Each line containing the word "name" must be collected.
(begin)
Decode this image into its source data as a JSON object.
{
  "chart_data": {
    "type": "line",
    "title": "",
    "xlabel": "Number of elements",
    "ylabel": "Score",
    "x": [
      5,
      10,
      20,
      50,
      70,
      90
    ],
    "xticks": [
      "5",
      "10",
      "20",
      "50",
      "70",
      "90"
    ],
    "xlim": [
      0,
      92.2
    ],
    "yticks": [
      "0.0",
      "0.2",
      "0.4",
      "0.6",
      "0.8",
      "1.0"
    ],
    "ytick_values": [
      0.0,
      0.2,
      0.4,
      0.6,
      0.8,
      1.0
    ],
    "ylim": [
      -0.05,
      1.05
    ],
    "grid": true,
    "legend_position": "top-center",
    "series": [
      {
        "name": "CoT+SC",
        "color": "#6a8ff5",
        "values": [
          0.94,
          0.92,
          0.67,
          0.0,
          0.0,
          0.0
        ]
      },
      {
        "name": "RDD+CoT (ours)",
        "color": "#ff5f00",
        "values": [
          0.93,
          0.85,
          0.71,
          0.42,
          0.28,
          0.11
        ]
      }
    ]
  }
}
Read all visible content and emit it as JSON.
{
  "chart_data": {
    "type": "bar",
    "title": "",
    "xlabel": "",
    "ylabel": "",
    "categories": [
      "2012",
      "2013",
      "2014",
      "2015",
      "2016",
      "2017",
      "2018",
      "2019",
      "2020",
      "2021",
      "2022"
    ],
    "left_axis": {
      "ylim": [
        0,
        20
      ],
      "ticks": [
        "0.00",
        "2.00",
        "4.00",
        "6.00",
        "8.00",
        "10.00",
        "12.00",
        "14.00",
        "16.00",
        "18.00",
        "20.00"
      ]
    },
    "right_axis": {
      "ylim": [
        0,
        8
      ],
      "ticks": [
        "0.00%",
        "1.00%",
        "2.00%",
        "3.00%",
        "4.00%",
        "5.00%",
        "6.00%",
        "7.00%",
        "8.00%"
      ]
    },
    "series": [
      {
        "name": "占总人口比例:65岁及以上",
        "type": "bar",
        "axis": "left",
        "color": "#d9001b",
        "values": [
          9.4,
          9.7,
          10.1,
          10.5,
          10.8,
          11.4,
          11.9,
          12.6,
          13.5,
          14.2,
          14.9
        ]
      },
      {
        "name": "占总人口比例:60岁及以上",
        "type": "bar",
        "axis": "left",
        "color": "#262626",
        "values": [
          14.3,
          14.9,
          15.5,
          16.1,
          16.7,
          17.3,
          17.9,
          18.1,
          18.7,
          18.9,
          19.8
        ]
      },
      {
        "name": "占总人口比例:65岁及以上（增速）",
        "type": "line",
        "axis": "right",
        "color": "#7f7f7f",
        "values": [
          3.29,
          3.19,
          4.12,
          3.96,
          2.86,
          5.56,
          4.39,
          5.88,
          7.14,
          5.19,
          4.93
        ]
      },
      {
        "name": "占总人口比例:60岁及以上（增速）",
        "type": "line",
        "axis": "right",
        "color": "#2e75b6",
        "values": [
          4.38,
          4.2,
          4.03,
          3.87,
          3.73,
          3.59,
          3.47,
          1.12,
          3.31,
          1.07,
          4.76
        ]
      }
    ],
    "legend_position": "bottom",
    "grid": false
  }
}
(end)
# Exercise result
        "name": "CoT+SC",
        "name": "RDD+CoT (ours)",
        "name": "占总人口比例:65岁及以上",
        "name": "占总人口比例:60岁及以上",
        "name": "占总人口比例:65岁及以上（增速）",
        "name": "占总人口比例:60岁及以上（增速）",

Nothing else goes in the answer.